Stated goal: In the material below, count the lines with the word "status" and state that number only.

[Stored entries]

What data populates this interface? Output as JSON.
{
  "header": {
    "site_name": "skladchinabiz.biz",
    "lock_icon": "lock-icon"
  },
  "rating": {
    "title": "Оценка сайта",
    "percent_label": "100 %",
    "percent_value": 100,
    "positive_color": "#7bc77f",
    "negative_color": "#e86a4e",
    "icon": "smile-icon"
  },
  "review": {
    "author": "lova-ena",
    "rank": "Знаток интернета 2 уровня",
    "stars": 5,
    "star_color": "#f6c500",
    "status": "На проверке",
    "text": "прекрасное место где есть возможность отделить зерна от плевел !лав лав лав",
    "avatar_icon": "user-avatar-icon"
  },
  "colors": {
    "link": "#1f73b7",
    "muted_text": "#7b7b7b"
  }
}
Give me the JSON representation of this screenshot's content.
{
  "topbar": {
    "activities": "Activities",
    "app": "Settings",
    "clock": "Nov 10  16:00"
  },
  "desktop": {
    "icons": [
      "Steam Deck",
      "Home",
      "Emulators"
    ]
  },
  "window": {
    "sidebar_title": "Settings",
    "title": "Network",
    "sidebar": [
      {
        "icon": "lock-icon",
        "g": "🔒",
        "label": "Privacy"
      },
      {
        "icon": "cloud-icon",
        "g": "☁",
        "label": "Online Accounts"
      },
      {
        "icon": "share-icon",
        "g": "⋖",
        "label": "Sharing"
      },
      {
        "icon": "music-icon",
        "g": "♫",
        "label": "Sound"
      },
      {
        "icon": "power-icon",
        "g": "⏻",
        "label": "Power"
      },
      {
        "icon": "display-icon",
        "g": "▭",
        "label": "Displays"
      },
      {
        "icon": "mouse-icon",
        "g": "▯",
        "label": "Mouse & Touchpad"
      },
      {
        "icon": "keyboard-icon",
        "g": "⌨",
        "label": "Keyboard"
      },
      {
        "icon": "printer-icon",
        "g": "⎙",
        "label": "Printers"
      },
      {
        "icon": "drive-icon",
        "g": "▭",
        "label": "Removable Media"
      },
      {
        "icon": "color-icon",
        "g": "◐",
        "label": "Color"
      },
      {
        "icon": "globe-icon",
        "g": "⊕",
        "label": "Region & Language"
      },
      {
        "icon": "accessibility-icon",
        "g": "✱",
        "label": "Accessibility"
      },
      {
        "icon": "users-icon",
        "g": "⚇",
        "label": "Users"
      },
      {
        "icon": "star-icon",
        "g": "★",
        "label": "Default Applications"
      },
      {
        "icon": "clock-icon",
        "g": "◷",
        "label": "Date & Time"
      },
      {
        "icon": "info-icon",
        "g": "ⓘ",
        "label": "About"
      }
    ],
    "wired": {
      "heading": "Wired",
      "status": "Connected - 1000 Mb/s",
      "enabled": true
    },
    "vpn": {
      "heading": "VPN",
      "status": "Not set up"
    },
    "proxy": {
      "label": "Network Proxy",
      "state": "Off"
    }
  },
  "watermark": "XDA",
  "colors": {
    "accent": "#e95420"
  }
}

The result: 3